TASK GOAL: Quote the listing below in full and exactly as written, but omit every picture.
====== ENTRIES
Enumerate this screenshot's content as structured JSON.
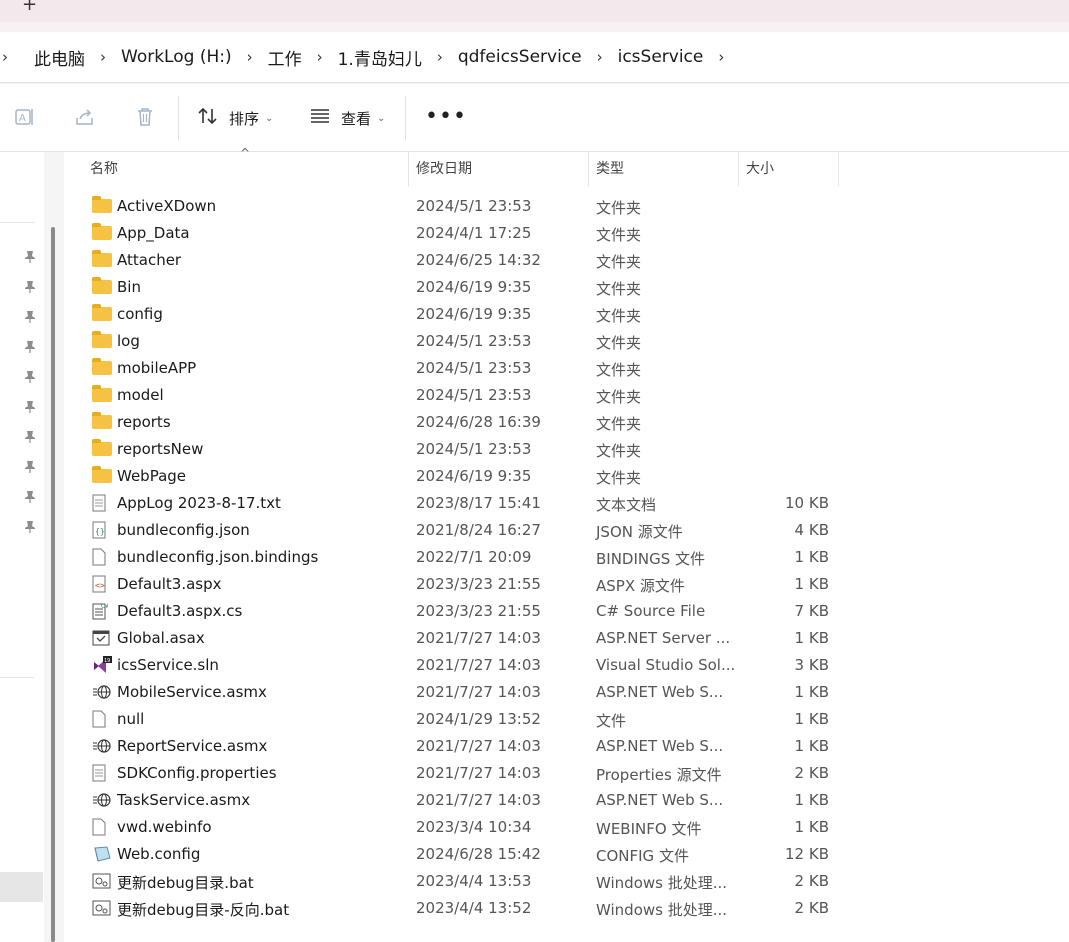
{
  "tabbar": {
    "new_tab": "+"
  },
  "breadcrumb": [
    "此电脑",
    "WorkLog (H:)",
    "工作",
    "1.青岛妇儿",
    "qdfeicsService",
    "icsService"
  ],
  "toolbar": {
    "sort_label": "排序",
    "view_label": "查看",
    "more_label": "•••"
  },
  "columns": {
    "name": "名称",
    "date": "修改日期",
    "type": "类型",
    "size": "大小"
  },
  "files": [
    {
      "name": "ActiveXDown",
      "date": "2024/5/1 23:53",
      "type": "文件夹",
      "size": "",
      "icon": "folder-icon"
    },
    {
      "name": "App_Data",
      "date": "2024/4/1 17:25",
      "type": "文件夹",
      "size": "",
      "icon": "folder-icon"
    },
    {
      "name": "Attacher",
      "date": "2024/6/25 14:32",
      "type": "文件夹",
      "size": "",
      "icon": "folder-icon"
    },
    {
      "name": "Bin",
      "date": "2024/6/19 9:35",
      "type": "文件夹",
      "size": "",
      "icon": "folder-icon"
    },
    {
      "name": "config",
      "date": "2024/6/19 9:35",
      "type": "文件夹",
      "size": "",
      "icon": "folder-icon"
    },
    {
      "name": "log",
      "date": "2024/5/1 23:53",
      "type": "文件夹",
      "size": "",
      "icon": "folder-icon"
    },
    {
      "name": "mobileAPP",
      "date": "2024/5/1 23:53",
      "type": "文件夹",
      "size": "",
      "icon": "folder-icon"
    },
    {
      "name": "model",
      "date": "2024/5/1 23:53",
      "type": "文件夹",
      "size": "",
      "icon": "folder-icon"
    },
    {
      "name": "reports",
      "date": "2024/6/28 16:39",
      "type": "文件夹",
      "size": "",
      "icon": "folder-icon"
    },
    {
      "name": "reportsNew",
      "date": "2024/5/1 23:53",
      "type": "文件夹",
      "size": "",
      "icon": "folder-icon"
    },
    {
      "name": "WebPage",
      "date": "2024/6/19 9:35",
      "type": "文件夹",
      "size": "",
      "icon": "folder-icon"
    },
    {
      "name": "AppLog 2023-8-17.txt",
      "date": "2023/8/17 15:41",
      "type": "文本文档",
      "size": "10 KB",
      "icon": "text-file-icon"
    },
    {
      "name": "bundleconfig.json",
      "date": "2021/8/24 16:27",
      "type": "JSON 源文件",
      "size": "4 KB",
      "icon": "json-file-icon"
    },
    {
      "name": "bundleconfig.json.bindings",
      "date": "2022/7/1 20:09",
      "type": "BINDINGS 文件",
      "size": "1 KB",
      "icon": "file-icon"
    },
    {
      "name": "Default3.aspx",
      "date": "2023/3/23 21:55",
      "type": "ASPX 源文件",
      "size": "1 KB",
      "icon": "code-file-icon"
    },
    {
      "name": "Default3.aspx.cs",
      "date": "2023/3/23 21:55",
      "type": "C# Source File",
      "size": "7 KB",
      "icon": "csharp-file-icon"
    },
    {
      "name": "Global.asax",
      "date": "2021/7/27 14:03",
      "type": "ASP.NET Server ...",
      "size": "1 KB",
      "icon": "asax-file-icon"
    },
    {
      "name": "icsService.sln",
      "date": "2021/7/27 14:03",
      "type": "Visual Studio Sol...",
      "size": "3 KB",
      "icon": "visual-studio-icon"
    },
    {
      "name": "MobileService.asmx",
      "date": "2021/7/27 14:03",
      "type": "ASP.NET Web S...",
      "size": "1 KB",
      "icon": "web-service-icon"
    },
    {
      "name": "null",
      "date": "2024/1/29 13:52",
      "type": "文件",
      "size": "1 KB",
      "icon": "file-icon"
    },
    {
      "name": "ReportService.asmx",
      "date": "2021/7/27 14:03",
      "type": "ASP.NET Web S...",
      "size": "1 KB",
      "icon": "web-service-icon"
    },
    {
      "name": "SDKConfig.properties",
      "date": "2021/7/27 14:03",
      "type": "Properties 源文件",
      "size": "2 KB",
      "icon": "text-file-icon"
    },
    {
      "name": "TaskService.asmx",
      "date": "2021/7/27 14:03",
      "type": "ASP.NET Web S...",
      "size": "1 KB",
      "icon": "web-service-icon"
    },
    {
      "name": "vwd.webinfo",
      "date": "2023/3/4 10:34",
      "type": "WEBINFO 文件",
      "size": "1 KB",
      "icon": "file-icon"
    },
    {
      "name": "Web.config",
      "date": "2024/6/28 15:42",
      "type": "CONFIG 文件",
      "size": "12 KB",
      "icon": "config-file-icon"
    },
    {
      "name": "更新debug目录.bat",
      "date": "2023/4/4 13:53",
      "type": "Windows 批处理...",
      "size": "2 KB",
      "icon": "batch-file-icon"
    },
    {
      "name": "更新debug目录-反向.bat",
      "date": "2023/4/4 13:52",
      "type": "Windows 批处理...",
      "size": "2 KB",
      "icon": "batch-file-icon"
    }
  ]
}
============
RESPONSE TO THIS TASK:
Enumerate this screenshot's content as structured JSON.
{
  "tabbar": {
    "new_tab": "+"
  },
  "breadcrumb": [
    "此电脑",
    "WorkLog (H:)",
    "工作",
    "1.青岛妇儿",
    "qdfeicsService",
    "icsService"
  ],
  "toolbar": {
    "sort_label": "排序",
    "view_label": "查看",
    "more_label": "•••"
  },
  "columns": {
    "name": "名称",
    "date": "修改日期",
    "type": "类型",
    "size": "大小"
  },
  "files": [
    {
      "name": "ActiveXDown",
      "date": "2024/5/1 23:53",
      "type": "文件夹",
      "size": "",
      "icon": "folder-icon"
    },
    {
      "name": "App_Data",
      "date": "2024/4/1 17:25",
      "type": "文件夹",
      "size": "",
      "icon": "folder-icon"
    },
    {
      "name": "Attacher",
      "date": "2024/6/25 14:32",
      "type": "文件夹",
      "size": "",
      "icon": "folder-icon"
    },
    {
      "name": "Bin",
      "date": "2024/6/19 9:35",
      "type": "文件夹",
      "size": "",
      "icon": "folder-icon"
    },
    {
      "name": "config",
      "date": "2024/6/19 9:35",
      "type": "文件夹",
      "size": "",
      "icon": "folder-icon"
    },
    {
      "name": "log",
      "date": "2024/5/1 23:53",
      "type": "文件夹",
      "size": "",
      "icon": "folder-icon"
    },
    {
      "name": "mobileAPP",
      "date": "2024/5/1 23:53",
      "type": "文件夹",
      "size": "",
      "icon": "folder-icon"
    },
    {
      "name": "model",
      "date": "2024/5/1 23:53",
      "type": "文件夹",
      "size": "",
      "icon": "folder-icon"
    },
    {
      "name": "reports",
      "date": "2024/6/28 16:39",
      "type": "文件夹",
      "size": "",
      "icon": "folder-icon"
    },
    {
      "name": "reportsNew",
      "date": "2024/5/1 23:53",
      "type": "文件夹",
      "size": "",
      "icon": "folder-icon"
    },
    {
      "name": "WebPage",
      "date": "2024/6/19 9:35",
      "type": "文件夹",
      "size": "",
      "icon": "folder-icon"
    },
    {
      "name": "AppLog 2023-8-17.txt",
      "date": "2023/8/17 15:41",
      "type": "文本文档",
      "size": "10 KB",
      "icon": "text-file-icon"
    },
    {
      "name": "bundleconfig.json",
      "date": "2021/8/24 16:27",
      "type": "JSON 源文件",
      "size": "4 KB",
      "icon": "json-file-icon"
    },
    {
      "name": "bundleconfig.json.bindings",
      "date": "2022/7/1 20:09",
      "type": "BINDINGS 文件",
      "size": "1 KB",
      "icon": "file-icon"
    },
    {
      "name": "Default3.aspx",
      "date": "2023/3/23 21:55",
      "type": "ASPX 源文件",
      "size": "1 KB",
      "icon": "code-file-icon"
    },
    {
      "name": "Default3.aspx.cs",
      "date": "2023/3/23 21:55",
      "type": "C# Source File",
      "size": "7 KB",
      "icon": "csharp-file-icon"
    },
    {
      "name": "Global.asax",
      "date": "2021/7/27 14:03",
      "type": "ASP.NET Server ...",
      "size": "1 KB",
      "icon": "asax-file-icon"
    },
    {
      "name": "icsService.sln",
      "date": "2021/7/27 14:03",
      "type": "Visual Studio Sol...",
      "size": "3 KB",
      "icon": "visual-studio-icon"
    },
    {
      "name": "MobileService.asmx",
      "date": "2021/7/27 14:03",
      "type": "ASP.NET Web S...",
      "size": "1 KB",
      "icon": "web-service-icon"
    },
    {
      "name": "null",
      "date": "2024/1/29 13:52",
      "type": "文件",
      "size": "1 KB",
      "icon": "file-icon"
    },
    {
      "name": "ReportService.asmx",
      "date": "2021/7/27 14:03",
      "type": "ASP.NET Web S...",
      "size": "1 KB",
      "icon": "web-service-icon"
    },
    {
      "name": "SDKConfig.properties",
      "date": "2021/7/27 14:03",
      "type": "Properties 源文件",
      "size": "2 KB",
      "icon": "text-file-icon"
    },
    {
      "name": "TaskService.asmx",
      "date": "2021/7/27 14:03",
      "type": "ASP.NET Web S...",
      "size": "1 KB",
      "icon": "web-service-icon"
    },
    {
      "name": "vwd.webinfo",
      "date": "2023/3/4 10:34",
      "type": "WEBINFO 文件",
      "size": "1 KB",
      "icon": "file-icon"
    },
    {
      "name": "Web.config",
      "date": "2024/6/28 15:42",
      "type": "CONFIG 文件",
      "size": "12 KB",
      "icon": "config-file-icon"
    },
    {
      "name": "更新debug目录.bat",
      "date": "2023/4/4 13:53",
      "type": "Windows 批处理...",
      "size": "2 KB",
      "icon": "batch-file-icon"
    },
    {
      "name": "更新debug目录-反向.bat",
      "date": "2023/4/4 13:52",
      "type": "Windows 批处理...",
      "size": "2 KB",
      "icon": "batch-file-icon"
    }
  ]
}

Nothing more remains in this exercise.